--- START OF Data listing ---
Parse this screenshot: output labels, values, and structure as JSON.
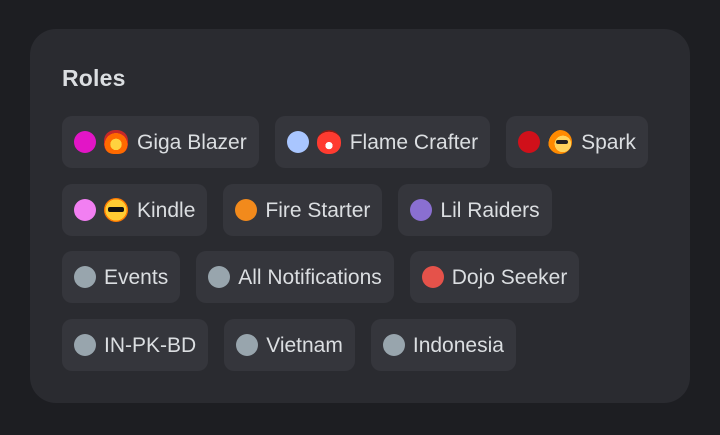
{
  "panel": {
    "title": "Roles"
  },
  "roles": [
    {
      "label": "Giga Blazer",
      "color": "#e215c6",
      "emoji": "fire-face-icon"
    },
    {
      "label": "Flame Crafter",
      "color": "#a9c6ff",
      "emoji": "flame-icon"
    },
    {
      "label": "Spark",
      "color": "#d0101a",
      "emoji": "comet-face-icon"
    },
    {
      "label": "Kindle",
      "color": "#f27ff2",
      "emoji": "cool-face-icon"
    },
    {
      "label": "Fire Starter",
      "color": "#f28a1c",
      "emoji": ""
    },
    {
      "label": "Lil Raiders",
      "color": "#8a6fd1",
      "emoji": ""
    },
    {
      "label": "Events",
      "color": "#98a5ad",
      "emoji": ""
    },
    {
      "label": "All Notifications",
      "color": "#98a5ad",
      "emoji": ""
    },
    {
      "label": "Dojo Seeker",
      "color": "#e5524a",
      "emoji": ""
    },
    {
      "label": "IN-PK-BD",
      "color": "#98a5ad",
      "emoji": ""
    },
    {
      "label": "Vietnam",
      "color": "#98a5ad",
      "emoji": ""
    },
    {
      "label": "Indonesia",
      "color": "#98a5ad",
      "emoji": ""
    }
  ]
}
--- END OF Data listing ---
--- START OF Data listing ---
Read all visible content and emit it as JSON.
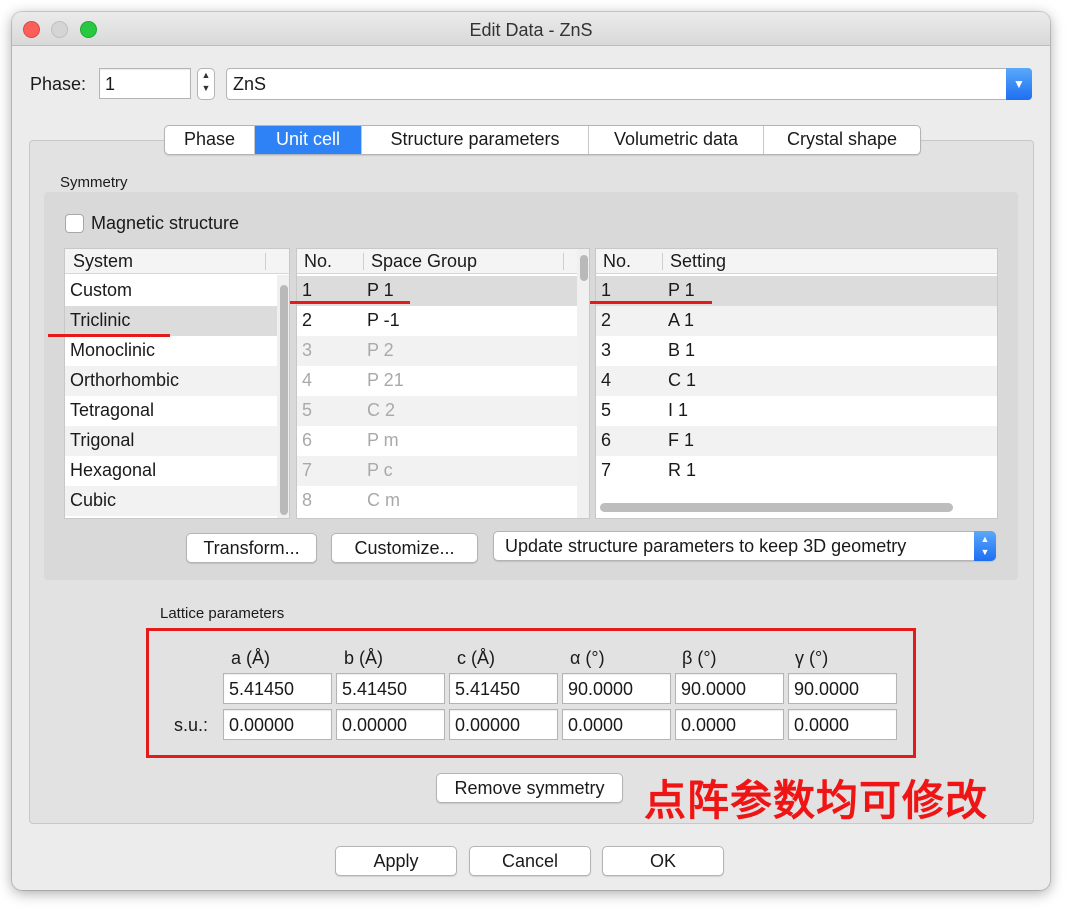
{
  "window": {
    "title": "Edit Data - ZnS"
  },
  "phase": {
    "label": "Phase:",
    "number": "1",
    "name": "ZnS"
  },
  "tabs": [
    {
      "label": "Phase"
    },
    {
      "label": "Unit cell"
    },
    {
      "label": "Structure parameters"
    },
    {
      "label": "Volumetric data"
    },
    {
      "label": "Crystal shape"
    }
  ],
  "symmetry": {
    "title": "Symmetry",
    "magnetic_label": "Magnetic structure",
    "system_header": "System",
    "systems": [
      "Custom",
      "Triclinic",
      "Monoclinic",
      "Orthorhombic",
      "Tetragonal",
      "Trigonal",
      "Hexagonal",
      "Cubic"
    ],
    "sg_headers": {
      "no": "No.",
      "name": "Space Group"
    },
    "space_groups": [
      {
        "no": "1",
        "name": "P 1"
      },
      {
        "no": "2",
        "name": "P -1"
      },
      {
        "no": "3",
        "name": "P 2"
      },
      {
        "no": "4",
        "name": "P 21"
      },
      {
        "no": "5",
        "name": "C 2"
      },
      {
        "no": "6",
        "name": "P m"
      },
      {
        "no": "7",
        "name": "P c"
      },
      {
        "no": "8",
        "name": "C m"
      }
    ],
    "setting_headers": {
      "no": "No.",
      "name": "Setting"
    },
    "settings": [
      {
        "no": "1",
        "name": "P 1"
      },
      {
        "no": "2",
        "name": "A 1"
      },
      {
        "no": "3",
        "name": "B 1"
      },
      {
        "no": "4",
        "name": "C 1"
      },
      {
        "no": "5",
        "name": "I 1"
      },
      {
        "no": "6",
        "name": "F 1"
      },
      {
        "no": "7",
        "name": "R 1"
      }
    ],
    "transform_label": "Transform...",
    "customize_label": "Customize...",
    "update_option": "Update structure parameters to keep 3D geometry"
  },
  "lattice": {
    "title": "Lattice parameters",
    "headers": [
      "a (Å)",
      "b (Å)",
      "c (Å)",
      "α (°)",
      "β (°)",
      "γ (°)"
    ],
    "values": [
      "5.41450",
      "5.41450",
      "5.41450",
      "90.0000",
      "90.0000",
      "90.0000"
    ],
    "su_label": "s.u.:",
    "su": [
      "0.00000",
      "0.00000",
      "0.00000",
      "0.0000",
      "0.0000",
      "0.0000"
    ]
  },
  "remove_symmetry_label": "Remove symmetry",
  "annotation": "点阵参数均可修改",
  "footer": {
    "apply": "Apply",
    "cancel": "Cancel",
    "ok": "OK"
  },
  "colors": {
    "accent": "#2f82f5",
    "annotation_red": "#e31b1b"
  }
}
--- END OF Data listing ---
Of the lines above, copy each that contains "values".

Parse this screenshot: output labels, values, and structure as JSON.
    "values": [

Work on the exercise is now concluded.